• Goal of the exercise:
Retype each line of the material exactly, please, skipping any picture in it.

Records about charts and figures

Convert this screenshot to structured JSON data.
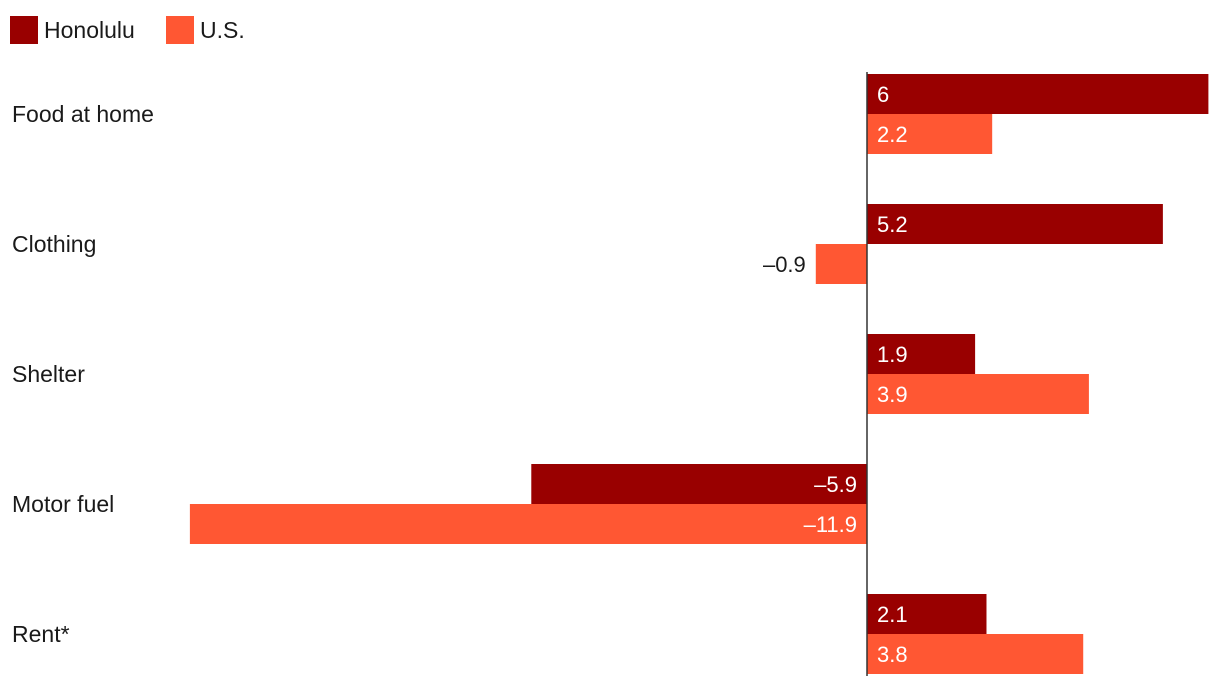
{
  "chart_data": {
    "type": "bar",
    "orientation": "horizontal",
    "categories": [
      "Food at home",
      "Clothing",
      "Shelter",
      "Motor fuel",
      "Rent*"
    ],
    "series": [
      {
        "name": "Honolulu",
        "color": "#990000",
        "values": [
          6,
          5.2,
          1.9,
          -5.9,
          2.1
        ]
      },
      {
        "name": "U.S.",
        "color": "#ff5733",
        "values": [
          2.2,
          -0.9,
          3.9,
          -11.9,
          3.8
        ]
      }
    ],
    "value_labels": [
      [
        "6",
        "5.2",
        "1.9",
        "–5.9",
        "2.1"
      ],
      [
        "2.2",
        "–0.9",
        "3.9",
        "–11.9",
        "3.8"
      ]
    ],
    "title": "",
    "xlabel": "",
    "ylabel": "",
    "xlim": [
      -11.9,
      6
    ],
    "grid": false,
    "legend": "top-left"
  }
}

• The reply:
Convert this screenshot to structured JSON data.
{
  "chart_data": {
    "type": "bar",
    "orientation": "horizontal",
    "categories": [
      "Food at home",
      "Clothing",
      "Shelter",
      "Motor fuel",
      "Rent*"
    ],
    "series": [
      {
        "name": "Honolulu",
        "color": "#990000",
        "values": [
          6,
          5.2,
          1.9,
          -5.9,
          2.1
        ]
      },
      {
        "name": "U.S.",
        "color": "#ff5733",
        "values": [
          2.2,
          -0.9,
          3.9,
          -11.9,
          3.8
        ]
      }
    ],
    "value_labels": [
      [
        "6",
        "5.2",
        "1.9",
        "–5.9",
        "2.1"
      ],
      [
        "2.2",
        "–0.9",
        "3.9",
        "–11.9",
        "3.8"
      ]
    ],
    "title": "",
    "xlabel": "",
    "ylabel": "",
    "xlim": [
      -11.9,
      6
    ],
    "grid": false,
    "legend": "top-left"
  }
}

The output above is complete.